>> BEGIN
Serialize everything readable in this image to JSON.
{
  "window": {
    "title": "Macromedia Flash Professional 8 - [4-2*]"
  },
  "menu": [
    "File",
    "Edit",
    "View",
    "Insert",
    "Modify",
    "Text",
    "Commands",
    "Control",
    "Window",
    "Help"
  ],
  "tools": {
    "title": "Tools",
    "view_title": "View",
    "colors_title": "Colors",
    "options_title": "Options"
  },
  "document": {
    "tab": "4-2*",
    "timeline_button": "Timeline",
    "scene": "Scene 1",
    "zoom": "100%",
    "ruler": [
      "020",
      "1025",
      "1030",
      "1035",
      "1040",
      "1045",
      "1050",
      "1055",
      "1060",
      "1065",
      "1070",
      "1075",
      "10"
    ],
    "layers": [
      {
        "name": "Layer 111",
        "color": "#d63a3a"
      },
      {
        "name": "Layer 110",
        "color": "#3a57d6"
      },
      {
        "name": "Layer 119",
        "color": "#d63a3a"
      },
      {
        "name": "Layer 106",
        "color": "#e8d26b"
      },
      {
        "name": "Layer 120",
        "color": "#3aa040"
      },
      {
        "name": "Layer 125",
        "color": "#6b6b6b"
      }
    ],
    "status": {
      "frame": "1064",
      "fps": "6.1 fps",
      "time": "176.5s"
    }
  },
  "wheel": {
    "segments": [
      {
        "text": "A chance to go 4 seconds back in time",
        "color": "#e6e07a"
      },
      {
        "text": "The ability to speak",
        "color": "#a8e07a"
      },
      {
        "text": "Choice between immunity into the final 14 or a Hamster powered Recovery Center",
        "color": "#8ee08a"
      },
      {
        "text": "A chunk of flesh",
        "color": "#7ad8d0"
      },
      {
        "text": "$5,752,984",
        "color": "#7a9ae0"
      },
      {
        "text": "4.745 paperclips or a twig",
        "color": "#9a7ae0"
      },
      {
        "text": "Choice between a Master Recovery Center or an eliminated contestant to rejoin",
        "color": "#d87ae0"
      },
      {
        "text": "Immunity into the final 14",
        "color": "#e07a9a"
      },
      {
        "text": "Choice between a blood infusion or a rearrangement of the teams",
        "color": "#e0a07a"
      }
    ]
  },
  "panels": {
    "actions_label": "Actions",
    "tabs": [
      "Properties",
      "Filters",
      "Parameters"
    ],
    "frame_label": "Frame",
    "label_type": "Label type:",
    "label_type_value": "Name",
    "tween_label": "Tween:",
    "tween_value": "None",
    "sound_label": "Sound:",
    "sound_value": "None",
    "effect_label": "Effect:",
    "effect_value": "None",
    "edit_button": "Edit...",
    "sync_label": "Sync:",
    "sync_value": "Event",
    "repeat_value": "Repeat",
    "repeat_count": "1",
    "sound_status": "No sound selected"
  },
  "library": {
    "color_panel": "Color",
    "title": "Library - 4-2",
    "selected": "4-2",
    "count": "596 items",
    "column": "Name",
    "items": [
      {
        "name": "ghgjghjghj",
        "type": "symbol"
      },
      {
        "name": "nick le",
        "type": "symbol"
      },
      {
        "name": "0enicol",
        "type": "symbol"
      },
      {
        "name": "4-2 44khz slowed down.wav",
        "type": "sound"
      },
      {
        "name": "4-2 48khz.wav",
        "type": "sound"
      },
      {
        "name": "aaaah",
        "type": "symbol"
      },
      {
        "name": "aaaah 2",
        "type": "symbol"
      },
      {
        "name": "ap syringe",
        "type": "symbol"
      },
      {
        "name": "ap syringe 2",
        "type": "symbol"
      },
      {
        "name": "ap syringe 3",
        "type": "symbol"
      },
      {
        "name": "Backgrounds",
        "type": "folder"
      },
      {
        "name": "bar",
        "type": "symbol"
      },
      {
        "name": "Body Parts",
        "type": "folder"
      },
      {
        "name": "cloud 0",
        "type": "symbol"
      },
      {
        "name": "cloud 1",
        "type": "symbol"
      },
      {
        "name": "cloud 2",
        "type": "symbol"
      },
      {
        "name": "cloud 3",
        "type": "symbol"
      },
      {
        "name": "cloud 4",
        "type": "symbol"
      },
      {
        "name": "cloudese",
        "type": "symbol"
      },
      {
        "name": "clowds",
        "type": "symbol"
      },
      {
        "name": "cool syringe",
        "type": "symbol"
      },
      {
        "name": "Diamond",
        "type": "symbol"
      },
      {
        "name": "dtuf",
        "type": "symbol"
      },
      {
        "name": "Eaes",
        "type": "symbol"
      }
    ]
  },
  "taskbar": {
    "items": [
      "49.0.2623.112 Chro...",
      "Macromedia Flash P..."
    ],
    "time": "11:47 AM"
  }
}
>> END
**Stated exercise:** Take the entries above and copy them out exactly.

**Complete output:**
Serialize everything readable in this image to JSON.
{
  "window": {
    "title": "Macromedia Flash Professional 8 - [4-2*]"
  },
  "menu": [
    "File",
    "Edit",
    "View",
    "Insert",
    "Modify",
    "Text",
    "Commands",
    "Control",
    "Window",
    "Help"
  ],
  "tools": {
    "title": "Tools",
    "view_title": "View",
    "colors_title": "Colors",
    "options_title": "Options"
  },
  "document": {
    "tab": "4-2*",
    "timeline_button": "Timeline",
    "scene": "Scene 1",
    "zoom": "100%",
    "ruler": [
      "020",
      "1025",
      "1030",
      "1035",
      "1040",
      "1045",
      "1050",
      "1055",
      "1060",
      "1065",
      "1070",
      "1075",
      "10"
    ],
    "layers": [
      {
        "name": "Layer 111",
        "color": "#d63a3a"
      },
      {
        "name": "Layer 110",
        "color": "#3a57d6"
      },
      {
        "name": "Layer 119",
        "color": "#d63a3a"
      },
      {
        "name": "Layer 106",
        "color": "#e8d26b"
      },
      {
        "name": "Layer 120",
        "color": "#3aa040"
      },
      {
        "name": "Layer 125",
        "color": "#6b6b6b"
      }
    ],
    "status": {
      "frame": "1064",
      "fps": "6.1 fps",
      "time": "176.5s"
    }
  },
  "wheel": {
    "segments": [
      {
        "text": "A chance to go 4 seconds back in time",
        "color": "#e6e07a"
      },
      {
        "text": "The ability to speak",
        "color": "#a8e07a"
      },
      {
        "text": "Choice between immunity into the final 14 or a Hamster powered Recovery Center",
        "color": "#8ee08a"
      },
      {
        "text": "A chunk of flesh",
        "color": "#7ad8d0"
      },
      {
        "text": "$5,752,984",
        "color": "#7a9ae0"
      },
      {
        "text": "4.745 paperclips or a twig",
        "color": "#9a7ae0"
      },
      {
        "text": "Choice between a Master Recovery Center or an eliminated contestant to rejoin",
        "color": "#d87ae0"
      },
      {
        "text": "Immunity into the final 14",
        "color": "#e07a9a"
      },
      {
        "text": "Choice between a blood infusion or a rearrangement of the teams",
        "color": "#e0a07a"
      }
    ]
  },
  "panels": {
    "actions_label": "Actions",
    "tabs": [
      "Properties",
      "Filters",
      "Parameters"
    ],
    "frame_label": "Frame",
    "label_type": "Label type:",
    "label_type_value": "Name",
    "tween_label": "Tween:",
    "tween_value": "None",
    "sound_label": "Sound:",
    "sound_value": "None",
    "effect_label": "Effect:",
    "effect_value": "None",
    "edit_button": "Edit...",
    "sync_label": "Sync:",
    "sync_value": "Event",
    "repeat_value": "Repeat",
    "repeat_count": "1",
    "sound_status": "No sound selected"
  },
  "library": {
    "color_panel": "Color",
    "title": "Library - 4-2",
    "selected": "4-2",
    "count": "596 items",
    "column": "Name",
    "items": [
      {
        "name": "ghgjghjghj",
        "type": "symbol"
      },
      {
        "name": "nick le",
        "type": "symbol"
      },
      {
        "name": "0enicol",
        "type": "symbol"
      },
      {
        "name": "4-2 44khz slowed down.wav",
        "type": "sound"
      },
      {
        "name": "4-2 48khz.wav",
        "type": "sound"
      },
      {
        "name": "aaaah",
        "type": "symbol"
      },
      {
        "name": "aaaah 2",
        "type": "symbol"
      },
      {
        "name": "ap syringe",
        "type": "symbol"
      },
      {
        "name": "ap syringe 2",
        "type": "symbol"
      },
      {
        "name": "ap syringe 3",
        "type": "symbol"
      },
      {
        "name": "Backgrounds",
        "type": "folder"
      },
      {
        "name": "bar",
        "type": "symbol"
      },
      {
        "name": "Body Parts",
        "type": "folder"
      },
      {
        "name": "cloud 0",
        "type": "symbol"
      },
      {
        "name": "cloud 1",
        "type": "symbol"
      },
      {
        "name": "cloud 2",
        "type": "symbol"
      },
      {
        "name": "cloud 3",
        "type": "symbol"
      },
      {
        "name": "cloud 4",
        "type": "symbol"
      },
      {
        "name": "cloudese",
        "type": "symbol"
      },
      {
        "name": "clowds",
        "type": "symbol"
      },
      {
        "name": "cool syringe",
        "type": "symbol"
      },
      {
        "name": "Diamond",
        "type": "symbol"
      },
      {
        "name": "dtuf",
        "type": "symbol"
      },
      {
        "name": "Eaes",
        "type": "symbol"
      }
    ]
  },
  "taskbar": {
    "items": [
      "49.0.2623.112 Chro...",
      "Macromedia Flash P..."
    ],
    "time": "11:47 AM"
  }
}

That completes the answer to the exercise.